** begin Listed entries **

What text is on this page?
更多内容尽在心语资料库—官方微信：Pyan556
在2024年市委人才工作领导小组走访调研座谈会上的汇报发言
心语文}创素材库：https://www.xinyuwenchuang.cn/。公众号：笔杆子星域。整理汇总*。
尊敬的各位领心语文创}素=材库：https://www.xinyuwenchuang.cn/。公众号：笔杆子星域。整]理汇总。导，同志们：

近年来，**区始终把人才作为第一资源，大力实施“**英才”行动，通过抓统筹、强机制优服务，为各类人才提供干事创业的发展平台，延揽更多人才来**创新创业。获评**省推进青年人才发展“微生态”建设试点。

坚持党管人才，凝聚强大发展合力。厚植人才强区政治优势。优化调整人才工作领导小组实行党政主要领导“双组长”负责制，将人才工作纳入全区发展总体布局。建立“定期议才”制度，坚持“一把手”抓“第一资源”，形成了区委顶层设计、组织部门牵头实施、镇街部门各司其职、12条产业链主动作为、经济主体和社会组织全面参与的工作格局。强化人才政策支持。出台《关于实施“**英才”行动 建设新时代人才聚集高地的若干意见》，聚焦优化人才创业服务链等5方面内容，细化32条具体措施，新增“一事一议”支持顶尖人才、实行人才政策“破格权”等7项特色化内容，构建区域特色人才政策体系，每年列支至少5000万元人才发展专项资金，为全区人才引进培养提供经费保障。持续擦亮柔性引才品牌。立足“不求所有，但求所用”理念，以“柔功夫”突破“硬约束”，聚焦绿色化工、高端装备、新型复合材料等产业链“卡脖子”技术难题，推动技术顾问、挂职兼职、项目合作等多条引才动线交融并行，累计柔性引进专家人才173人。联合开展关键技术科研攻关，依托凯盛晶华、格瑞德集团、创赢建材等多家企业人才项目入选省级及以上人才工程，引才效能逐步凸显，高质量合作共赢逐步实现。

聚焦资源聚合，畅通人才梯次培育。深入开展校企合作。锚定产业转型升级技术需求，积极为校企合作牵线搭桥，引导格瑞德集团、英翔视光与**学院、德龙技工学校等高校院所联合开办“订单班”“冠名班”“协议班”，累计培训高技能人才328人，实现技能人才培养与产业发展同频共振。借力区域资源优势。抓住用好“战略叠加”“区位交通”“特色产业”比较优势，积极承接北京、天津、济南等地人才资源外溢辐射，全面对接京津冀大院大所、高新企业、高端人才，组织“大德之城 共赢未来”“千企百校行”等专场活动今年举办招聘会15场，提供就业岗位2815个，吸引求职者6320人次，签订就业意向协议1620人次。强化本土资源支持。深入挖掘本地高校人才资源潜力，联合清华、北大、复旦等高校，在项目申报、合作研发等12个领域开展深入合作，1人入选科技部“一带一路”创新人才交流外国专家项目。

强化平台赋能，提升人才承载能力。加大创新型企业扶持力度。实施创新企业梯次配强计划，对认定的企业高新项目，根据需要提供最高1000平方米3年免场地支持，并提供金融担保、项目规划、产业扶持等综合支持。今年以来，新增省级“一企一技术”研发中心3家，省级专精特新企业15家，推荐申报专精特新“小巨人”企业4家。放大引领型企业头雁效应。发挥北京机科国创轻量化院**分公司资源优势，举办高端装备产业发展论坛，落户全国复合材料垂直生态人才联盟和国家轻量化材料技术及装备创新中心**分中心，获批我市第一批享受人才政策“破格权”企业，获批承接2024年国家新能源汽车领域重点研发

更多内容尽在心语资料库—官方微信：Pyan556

** end Listed entries **

What is required:
All the data must be duplicated exactly, with nothing added or removed.

Solved exercise:
What text is on this page?
更多内容尽在心语资料库—官方微信：Pyan556
在2024年市委人才工作领导小组走访调研座谈会上的汇报发言
心语文}创素材库：https://www.xinyuwenchuang.cn/。公众号：笔杆子星域。整理汇总*。
尊敬的各位领心语文创}素=材库：https://www.xinyuwenchuang.cn/。公众号：笔杆子星域。整]理汇总。导，同志们：

近年来，**区始终把人才作为第一资源，大力实施“**英才”行动，通过抓统筹、强机制优服务，为各类人才提供干事创业的发展平台，延揽更多人才来**创新创业。获评**省推进青年人才发展“微生态”建设试点。

坚持党管人才，凝聚强大发展合力。厚植人才强区政治优势。优化调整人才工作领导小组实行党政主要领导“双组长”负责制，将人才工作纳入全区发展总体布局。建立“定期议才”制度，坚持“一把手”抓“第一资源”，形成了区委顶层设计、组织部门牵头实施、镇街部门各司其职、12条产业链主动作为、经济主体和社会组织全面参与的工作格局。强化人才政策支持。出台《关于实施“**英才”行动 建设新时代人才聚集高地的若干意见》，聚焦优化人才创业服务链等5方面内容，细化32条具体措施，新增“一事一议”支持顶尖人才、实行人才政策“破格权”等7项特色化内容，构建区域特色人才政策体系，每年列支至少5000万元人才发展专项资金，为全区人才引进培养提供经费保障。持续擦亮柔性引才品牌。立足“不求所有，但求所用”理念，以“柔功夫”突破“硬约束”，聚焦绿色化工、高端装备、新型复合材料等产业链“卡脖子”技术难题，推动技术顾问、挂职兼职、项目合作等多条引才动线交融并行，累计柔性引进专家人才173人。联合开展关键技术科研攻关，依托凯盛晶华、格瑞德集团、创赢建材等多家企业人才项目入选省级及以上人才工程，引才效能逐步凸显，高质量合作共赢逐步实现。

聚焦资源聚合，畅通人才梯次培育。深入开展校企合作。锚定产业转型升级技术需求，积极为校企合作牵线搭桥，引导格瑞德集团、英翔视光与**学院、德龙技工学校等高校院所联合开办“订单班”“冠名班”“协议班”，累计培训高技能人才328人，实现技能人才培养与产业发展同频共振。借力区域资源优势。抓住用好“战略叠加”“区位交通”“特色产业”比较优势，积极承接北京、天津、济南等地人才资源外溢辐射，全面对接京津冀大院大所、高新企业、高端人才，组织“大德之城 共赢未来”“千企百校行”等专场活动今年举办招聘会15场，提供就业岗位2815个，吸引求职者6320人次，签订就业意向协议1620人次。强化本土资源支持。深入挖掘本地高校人才资源潜力，联合清华、北大、复旦等高校，在项目申报、合作研发等12个领域开展深入合作，1人入选科技部“一带一路”创新人才交流外国专家项目。

强化平台赋能，提升人才承载能力。加大创新型企业扶持力度。实施创新企业梯次配强计划，对认定的企业高新项目，根据需要提供最高1000平方米3年免场地支持，并提供金融担保、项目规划、产业扶持等综合支持。今年以来，新增省级“一企一技术”研发中心3家，省级专精特新企业15家，推荐申报专精特新“小巨人”企业4家。放大引领型企业头雁效应。发挥北京机科国创轻量化院**分公司资源优势，举办高端装备产业发展论坛，落户全国复合材料垂直生态人才联盟和国家轻量化材料技术及装备创新中心**分中心，获批我市第一批享受人才政策“破格权”企业，获批承接2024年国家新能源汽车领域重点研发

更多内容尽在心语资料库—官方微信：Pyan556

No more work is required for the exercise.